* **Data records**
========================================================================

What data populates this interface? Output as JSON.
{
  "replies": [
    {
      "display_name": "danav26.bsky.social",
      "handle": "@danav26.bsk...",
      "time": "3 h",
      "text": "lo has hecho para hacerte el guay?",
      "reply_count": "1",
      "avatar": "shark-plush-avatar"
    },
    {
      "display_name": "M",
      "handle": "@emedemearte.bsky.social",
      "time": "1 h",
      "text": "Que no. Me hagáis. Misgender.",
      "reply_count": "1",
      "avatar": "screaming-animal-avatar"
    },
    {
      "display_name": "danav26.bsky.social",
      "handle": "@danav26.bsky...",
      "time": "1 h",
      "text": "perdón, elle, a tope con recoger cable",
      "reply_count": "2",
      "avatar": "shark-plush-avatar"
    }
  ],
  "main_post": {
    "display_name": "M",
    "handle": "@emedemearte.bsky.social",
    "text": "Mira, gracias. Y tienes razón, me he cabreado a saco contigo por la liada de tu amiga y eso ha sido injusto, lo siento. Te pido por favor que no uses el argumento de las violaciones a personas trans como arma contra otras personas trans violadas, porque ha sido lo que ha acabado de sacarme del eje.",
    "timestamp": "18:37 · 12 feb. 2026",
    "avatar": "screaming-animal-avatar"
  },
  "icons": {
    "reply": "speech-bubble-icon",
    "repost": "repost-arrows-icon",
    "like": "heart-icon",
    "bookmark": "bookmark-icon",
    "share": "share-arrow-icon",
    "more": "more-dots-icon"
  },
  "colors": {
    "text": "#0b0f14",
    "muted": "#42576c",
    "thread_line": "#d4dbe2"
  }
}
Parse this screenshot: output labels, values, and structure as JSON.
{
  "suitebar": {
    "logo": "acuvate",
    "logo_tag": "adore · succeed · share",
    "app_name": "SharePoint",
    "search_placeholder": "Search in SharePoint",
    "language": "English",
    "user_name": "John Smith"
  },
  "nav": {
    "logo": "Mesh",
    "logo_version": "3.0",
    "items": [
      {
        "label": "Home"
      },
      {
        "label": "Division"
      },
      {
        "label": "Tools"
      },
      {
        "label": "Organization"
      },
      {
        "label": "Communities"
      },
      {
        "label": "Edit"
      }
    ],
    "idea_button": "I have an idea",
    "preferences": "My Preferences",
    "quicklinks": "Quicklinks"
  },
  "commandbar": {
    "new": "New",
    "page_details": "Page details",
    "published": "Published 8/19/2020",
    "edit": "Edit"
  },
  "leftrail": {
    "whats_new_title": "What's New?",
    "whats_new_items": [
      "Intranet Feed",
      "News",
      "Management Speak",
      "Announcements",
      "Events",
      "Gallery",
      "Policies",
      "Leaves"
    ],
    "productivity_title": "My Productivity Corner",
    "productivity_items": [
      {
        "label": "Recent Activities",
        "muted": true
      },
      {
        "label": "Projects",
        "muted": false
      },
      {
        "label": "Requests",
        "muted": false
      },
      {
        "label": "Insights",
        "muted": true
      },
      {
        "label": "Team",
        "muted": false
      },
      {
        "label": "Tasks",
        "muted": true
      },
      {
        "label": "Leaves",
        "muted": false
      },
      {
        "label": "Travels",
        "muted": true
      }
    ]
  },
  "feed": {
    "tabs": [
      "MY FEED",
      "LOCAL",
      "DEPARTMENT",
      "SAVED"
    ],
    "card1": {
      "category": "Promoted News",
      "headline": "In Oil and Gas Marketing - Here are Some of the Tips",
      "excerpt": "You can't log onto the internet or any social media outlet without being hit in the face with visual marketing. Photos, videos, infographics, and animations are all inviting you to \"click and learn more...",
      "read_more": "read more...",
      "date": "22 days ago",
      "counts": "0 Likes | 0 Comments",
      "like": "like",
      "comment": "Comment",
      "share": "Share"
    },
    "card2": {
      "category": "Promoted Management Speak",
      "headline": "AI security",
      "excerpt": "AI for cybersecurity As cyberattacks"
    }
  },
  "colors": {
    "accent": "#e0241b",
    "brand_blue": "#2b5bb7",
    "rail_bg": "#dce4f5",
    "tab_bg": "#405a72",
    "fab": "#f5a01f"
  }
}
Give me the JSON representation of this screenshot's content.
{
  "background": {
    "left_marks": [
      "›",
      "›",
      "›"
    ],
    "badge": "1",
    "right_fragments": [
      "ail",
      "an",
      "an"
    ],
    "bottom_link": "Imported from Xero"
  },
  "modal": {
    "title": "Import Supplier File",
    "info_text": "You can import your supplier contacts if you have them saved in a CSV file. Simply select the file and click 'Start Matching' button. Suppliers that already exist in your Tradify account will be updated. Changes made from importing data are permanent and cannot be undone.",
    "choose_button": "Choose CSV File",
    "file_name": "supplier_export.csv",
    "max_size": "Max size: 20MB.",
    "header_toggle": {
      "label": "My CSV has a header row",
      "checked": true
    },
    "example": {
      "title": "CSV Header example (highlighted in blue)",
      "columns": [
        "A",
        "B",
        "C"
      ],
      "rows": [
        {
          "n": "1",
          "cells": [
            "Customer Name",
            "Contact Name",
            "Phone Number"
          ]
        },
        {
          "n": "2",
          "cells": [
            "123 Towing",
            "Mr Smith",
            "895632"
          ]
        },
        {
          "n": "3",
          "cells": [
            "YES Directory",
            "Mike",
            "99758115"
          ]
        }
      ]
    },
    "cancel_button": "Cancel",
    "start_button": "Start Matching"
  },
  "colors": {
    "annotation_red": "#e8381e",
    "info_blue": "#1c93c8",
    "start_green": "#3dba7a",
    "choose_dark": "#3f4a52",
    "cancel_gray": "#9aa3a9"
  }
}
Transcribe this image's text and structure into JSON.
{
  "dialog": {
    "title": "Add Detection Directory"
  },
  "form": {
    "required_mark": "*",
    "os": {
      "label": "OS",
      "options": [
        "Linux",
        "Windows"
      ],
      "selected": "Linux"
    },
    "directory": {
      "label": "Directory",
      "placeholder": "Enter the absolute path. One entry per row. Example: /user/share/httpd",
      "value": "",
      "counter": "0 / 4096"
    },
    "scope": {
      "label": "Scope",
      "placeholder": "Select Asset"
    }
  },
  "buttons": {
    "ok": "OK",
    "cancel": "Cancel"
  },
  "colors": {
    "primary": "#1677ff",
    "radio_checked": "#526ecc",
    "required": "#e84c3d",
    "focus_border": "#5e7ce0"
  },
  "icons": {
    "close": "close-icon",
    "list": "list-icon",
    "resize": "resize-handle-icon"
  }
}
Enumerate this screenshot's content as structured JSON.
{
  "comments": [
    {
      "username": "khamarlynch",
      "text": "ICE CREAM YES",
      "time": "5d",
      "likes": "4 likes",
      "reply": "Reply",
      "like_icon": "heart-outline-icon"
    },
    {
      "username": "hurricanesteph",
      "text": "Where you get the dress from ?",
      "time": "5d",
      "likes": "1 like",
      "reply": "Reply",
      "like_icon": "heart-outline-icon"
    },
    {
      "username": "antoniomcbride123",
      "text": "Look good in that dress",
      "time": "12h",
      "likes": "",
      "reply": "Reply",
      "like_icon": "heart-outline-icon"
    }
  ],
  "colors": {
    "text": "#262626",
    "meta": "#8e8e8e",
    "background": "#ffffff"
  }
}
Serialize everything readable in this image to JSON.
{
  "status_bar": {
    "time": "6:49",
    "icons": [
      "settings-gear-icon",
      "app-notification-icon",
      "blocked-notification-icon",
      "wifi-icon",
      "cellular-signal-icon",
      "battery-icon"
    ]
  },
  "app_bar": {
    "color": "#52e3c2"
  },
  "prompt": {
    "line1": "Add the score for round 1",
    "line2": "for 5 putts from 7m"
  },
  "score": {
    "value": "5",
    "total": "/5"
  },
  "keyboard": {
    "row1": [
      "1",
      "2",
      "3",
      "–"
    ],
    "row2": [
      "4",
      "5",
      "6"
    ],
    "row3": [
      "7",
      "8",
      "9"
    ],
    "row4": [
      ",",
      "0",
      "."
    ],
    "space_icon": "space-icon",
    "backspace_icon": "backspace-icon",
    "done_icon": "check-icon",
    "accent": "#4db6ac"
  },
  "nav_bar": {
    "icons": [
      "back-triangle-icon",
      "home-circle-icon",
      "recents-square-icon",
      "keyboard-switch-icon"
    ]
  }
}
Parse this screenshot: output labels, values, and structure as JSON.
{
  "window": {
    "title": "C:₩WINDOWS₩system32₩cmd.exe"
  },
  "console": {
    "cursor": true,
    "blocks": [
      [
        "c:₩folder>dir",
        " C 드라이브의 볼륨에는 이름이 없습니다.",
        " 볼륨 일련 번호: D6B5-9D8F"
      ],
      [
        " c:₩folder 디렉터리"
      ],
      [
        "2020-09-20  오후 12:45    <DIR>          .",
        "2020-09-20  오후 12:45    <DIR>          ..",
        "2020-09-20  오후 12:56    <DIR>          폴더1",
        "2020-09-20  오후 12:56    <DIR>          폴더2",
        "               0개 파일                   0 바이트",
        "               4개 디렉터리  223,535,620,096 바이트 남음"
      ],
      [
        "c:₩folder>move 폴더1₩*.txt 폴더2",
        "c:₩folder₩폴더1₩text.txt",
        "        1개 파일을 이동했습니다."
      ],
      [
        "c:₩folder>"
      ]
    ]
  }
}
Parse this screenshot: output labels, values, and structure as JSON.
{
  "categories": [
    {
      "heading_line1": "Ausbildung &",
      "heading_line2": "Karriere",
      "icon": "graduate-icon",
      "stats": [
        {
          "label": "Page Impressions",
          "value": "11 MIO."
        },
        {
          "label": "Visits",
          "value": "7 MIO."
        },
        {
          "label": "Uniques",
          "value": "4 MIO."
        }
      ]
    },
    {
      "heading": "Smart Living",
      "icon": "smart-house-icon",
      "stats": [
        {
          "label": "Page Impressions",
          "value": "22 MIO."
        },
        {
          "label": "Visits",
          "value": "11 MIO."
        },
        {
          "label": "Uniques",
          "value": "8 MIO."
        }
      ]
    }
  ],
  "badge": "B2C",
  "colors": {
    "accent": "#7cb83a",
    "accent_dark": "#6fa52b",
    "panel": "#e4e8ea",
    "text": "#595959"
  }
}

========================================================================

* **Problem**
Pick out all lines containing the string "have".

* **Correct response**
    "idea_button": "I have an idea",
    "info_text": "You can import your supplier contacts if you have them saved in a CSV file. Simply select the file and click 'Start Matching' button. Suppliers that already exist in your Tradify account will be updated. Changes made from importing data are permanent and cannot be undone.",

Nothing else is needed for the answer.